** Begin **
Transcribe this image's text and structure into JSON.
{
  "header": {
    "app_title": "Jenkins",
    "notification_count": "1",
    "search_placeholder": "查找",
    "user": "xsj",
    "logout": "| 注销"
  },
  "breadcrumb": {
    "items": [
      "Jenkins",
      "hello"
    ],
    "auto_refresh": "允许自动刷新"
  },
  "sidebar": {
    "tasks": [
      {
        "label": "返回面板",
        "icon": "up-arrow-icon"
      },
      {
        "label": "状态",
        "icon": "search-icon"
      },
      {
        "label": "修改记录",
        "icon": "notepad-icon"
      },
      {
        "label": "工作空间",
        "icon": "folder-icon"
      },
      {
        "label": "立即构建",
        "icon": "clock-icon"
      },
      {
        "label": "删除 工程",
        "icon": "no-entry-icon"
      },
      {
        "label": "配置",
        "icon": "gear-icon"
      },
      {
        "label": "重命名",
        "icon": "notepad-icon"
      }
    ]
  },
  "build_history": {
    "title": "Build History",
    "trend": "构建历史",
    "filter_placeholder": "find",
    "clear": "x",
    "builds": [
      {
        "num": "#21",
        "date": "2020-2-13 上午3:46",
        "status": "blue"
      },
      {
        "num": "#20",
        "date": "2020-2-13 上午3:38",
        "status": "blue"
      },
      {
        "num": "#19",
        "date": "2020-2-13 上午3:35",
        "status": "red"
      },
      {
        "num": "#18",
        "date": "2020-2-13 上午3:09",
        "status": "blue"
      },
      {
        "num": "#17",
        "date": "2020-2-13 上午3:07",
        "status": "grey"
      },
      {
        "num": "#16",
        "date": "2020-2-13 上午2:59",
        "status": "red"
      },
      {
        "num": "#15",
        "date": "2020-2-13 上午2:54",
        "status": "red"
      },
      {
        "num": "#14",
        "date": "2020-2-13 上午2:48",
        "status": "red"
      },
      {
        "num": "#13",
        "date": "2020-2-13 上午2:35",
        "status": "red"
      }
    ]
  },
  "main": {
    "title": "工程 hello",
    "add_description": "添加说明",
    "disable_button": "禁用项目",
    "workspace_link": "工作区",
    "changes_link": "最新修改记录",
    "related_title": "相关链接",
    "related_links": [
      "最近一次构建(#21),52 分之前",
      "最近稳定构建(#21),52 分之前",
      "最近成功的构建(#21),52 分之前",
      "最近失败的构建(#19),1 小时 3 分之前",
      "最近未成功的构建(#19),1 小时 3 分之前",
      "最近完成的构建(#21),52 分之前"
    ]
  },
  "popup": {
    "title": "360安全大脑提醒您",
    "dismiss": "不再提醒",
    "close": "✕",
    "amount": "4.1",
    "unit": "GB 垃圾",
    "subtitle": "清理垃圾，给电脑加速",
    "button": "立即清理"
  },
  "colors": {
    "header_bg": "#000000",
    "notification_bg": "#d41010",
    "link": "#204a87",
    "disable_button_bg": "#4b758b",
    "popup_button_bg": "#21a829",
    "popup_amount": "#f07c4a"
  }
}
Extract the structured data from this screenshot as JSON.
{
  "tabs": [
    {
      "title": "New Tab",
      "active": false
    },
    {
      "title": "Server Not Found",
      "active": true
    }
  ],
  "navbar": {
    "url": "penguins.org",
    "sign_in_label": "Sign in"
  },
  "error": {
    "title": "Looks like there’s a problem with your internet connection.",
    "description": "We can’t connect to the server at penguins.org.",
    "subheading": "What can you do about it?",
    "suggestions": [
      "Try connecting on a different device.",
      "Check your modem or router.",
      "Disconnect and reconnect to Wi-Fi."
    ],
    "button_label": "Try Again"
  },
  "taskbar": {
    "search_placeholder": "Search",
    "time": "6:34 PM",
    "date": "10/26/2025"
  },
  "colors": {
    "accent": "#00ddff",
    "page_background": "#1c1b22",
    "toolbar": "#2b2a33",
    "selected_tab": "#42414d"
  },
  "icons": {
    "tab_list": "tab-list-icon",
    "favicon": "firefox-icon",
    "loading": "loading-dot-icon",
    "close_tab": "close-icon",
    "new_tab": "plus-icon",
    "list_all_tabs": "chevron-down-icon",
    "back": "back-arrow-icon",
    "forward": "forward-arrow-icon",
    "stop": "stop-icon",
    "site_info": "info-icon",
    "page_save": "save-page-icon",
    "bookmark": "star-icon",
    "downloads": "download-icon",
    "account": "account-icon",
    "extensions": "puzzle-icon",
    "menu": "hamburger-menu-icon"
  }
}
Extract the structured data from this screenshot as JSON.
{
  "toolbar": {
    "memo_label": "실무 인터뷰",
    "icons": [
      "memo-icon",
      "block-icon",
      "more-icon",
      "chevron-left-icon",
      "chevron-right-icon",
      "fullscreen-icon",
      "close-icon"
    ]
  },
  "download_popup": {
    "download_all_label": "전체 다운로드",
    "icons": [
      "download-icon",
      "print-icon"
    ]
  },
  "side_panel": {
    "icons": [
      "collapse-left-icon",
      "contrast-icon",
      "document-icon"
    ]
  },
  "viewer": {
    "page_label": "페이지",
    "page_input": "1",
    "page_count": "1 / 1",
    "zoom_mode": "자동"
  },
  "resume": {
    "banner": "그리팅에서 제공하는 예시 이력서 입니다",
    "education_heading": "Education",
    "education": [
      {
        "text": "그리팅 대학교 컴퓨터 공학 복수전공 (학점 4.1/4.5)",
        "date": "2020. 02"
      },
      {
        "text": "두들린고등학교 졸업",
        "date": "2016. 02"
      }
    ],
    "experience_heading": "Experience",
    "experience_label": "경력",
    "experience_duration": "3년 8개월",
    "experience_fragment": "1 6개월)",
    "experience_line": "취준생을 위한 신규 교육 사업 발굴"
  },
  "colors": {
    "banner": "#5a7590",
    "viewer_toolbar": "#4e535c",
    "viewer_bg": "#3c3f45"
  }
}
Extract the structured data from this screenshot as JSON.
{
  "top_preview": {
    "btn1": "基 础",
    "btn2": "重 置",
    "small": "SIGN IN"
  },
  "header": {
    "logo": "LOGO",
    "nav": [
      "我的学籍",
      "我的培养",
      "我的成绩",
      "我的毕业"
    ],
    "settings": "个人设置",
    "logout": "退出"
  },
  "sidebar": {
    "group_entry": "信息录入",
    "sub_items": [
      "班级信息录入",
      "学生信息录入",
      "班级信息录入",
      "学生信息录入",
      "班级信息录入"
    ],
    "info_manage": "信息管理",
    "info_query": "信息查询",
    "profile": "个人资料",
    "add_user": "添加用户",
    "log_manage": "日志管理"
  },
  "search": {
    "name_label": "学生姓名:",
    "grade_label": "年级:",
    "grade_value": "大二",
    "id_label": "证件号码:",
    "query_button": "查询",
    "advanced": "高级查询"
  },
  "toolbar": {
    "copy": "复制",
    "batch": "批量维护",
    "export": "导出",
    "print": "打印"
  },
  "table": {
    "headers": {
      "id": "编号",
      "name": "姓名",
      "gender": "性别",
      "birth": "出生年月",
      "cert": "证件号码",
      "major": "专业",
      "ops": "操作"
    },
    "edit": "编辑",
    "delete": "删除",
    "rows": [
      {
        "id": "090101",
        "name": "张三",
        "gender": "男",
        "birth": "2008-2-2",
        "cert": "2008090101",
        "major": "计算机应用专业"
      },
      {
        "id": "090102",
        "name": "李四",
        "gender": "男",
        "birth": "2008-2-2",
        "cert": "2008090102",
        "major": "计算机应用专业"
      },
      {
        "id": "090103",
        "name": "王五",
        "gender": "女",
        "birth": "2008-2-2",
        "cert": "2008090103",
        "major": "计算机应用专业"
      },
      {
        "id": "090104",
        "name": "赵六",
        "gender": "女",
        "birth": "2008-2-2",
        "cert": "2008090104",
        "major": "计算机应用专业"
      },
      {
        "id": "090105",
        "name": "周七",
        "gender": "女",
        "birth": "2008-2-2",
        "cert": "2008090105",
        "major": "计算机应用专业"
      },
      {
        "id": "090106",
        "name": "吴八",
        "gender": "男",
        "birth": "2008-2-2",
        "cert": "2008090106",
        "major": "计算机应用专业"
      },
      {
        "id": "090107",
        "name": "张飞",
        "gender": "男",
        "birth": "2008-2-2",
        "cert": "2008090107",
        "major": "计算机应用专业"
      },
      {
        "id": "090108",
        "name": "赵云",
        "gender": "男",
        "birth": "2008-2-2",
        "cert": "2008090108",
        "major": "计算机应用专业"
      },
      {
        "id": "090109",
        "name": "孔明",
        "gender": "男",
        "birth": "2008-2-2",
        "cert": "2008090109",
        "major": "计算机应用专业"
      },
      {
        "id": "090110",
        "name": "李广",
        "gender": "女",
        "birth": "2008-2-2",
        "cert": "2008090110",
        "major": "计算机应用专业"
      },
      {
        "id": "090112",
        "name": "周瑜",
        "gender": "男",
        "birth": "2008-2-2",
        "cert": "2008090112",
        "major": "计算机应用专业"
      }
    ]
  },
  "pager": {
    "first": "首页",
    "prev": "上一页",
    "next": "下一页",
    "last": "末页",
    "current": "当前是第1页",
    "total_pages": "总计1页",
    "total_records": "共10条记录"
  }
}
** End **
◆ Stated exercise: Out of the material above, gather each line where "chevron" appears.

◆ Full answer:
    "list_all_tabs": "chevron-down-icon",
      "chevron-left-icon",
      "chevron-right-icon",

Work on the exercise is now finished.